* [WHAT YOU SHOULD DO]
Repeat the entries word for word, starting at the first line and ending after the line that contains "game-dir-name: 官方启动器... — [58, 310, 148, 328]".

::: INFORMATION GIVEN :::

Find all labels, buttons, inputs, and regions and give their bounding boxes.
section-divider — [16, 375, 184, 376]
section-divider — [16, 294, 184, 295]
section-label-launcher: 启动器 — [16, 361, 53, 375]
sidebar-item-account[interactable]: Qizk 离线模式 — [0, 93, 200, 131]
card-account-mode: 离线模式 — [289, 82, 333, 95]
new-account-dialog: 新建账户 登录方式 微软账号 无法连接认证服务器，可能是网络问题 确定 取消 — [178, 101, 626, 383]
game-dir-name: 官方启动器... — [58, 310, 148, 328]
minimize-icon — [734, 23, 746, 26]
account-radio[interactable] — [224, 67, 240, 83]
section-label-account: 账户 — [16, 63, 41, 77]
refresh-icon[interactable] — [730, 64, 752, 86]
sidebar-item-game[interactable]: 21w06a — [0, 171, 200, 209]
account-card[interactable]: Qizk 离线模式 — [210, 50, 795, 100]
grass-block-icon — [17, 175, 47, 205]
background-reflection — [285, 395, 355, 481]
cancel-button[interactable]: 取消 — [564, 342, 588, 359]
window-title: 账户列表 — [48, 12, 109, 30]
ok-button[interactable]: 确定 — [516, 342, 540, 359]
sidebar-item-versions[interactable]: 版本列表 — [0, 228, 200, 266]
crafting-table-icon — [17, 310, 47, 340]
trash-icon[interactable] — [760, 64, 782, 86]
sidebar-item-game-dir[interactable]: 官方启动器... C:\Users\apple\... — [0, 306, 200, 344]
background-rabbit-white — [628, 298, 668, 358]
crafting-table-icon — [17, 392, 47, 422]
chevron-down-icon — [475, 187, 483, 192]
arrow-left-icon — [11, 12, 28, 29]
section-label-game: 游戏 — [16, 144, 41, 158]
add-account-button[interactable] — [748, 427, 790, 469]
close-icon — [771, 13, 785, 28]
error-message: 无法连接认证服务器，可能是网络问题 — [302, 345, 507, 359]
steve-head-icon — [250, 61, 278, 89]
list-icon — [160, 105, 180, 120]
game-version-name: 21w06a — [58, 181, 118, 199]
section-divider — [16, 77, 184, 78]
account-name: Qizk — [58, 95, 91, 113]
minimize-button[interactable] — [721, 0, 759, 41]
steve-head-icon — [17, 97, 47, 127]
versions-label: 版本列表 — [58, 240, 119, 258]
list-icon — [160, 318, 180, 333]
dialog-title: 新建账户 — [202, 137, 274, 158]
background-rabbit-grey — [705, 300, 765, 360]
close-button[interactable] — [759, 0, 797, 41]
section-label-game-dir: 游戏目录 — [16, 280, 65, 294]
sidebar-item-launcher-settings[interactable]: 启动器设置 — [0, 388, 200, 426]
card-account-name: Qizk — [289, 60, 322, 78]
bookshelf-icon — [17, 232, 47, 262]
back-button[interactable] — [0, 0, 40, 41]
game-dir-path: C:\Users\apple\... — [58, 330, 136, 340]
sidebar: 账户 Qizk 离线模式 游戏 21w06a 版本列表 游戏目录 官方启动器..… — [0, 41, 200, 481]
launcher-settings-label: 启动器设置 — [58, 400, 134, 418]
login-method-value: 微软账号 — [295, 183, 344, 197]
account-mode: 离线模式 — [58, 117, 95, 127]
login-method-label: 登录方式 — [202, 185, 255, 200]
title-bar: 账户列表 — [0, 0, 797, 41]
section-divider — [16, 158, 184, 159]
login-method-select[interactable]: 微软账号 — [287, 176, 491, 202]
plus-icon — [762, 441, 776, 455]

:::

* [SOLVED PROBLEM]
Find all labels, buttons, inputs, and regions and give their bounding boxes.
section-divider — [16, 375, 184, 376]
section-divider — [16, 294, 184, 295]
section-label-launcher: 启动器 — [16, 361, 53, 375]
sidebar-item-account[interactable]: Qizk 离线模式 — [0, 93, 200, 131]
card-account-mode: 离线模式 — [289, 82, 333, 95]
new-account-dialog: 新建账户 登录方式 微软账号 无法连接认证服务器，可能是网络问题 确定 取消 — [178, 101, 626, 383]
game-dir-name: 官方启动器... — [58, 310, 148, 328]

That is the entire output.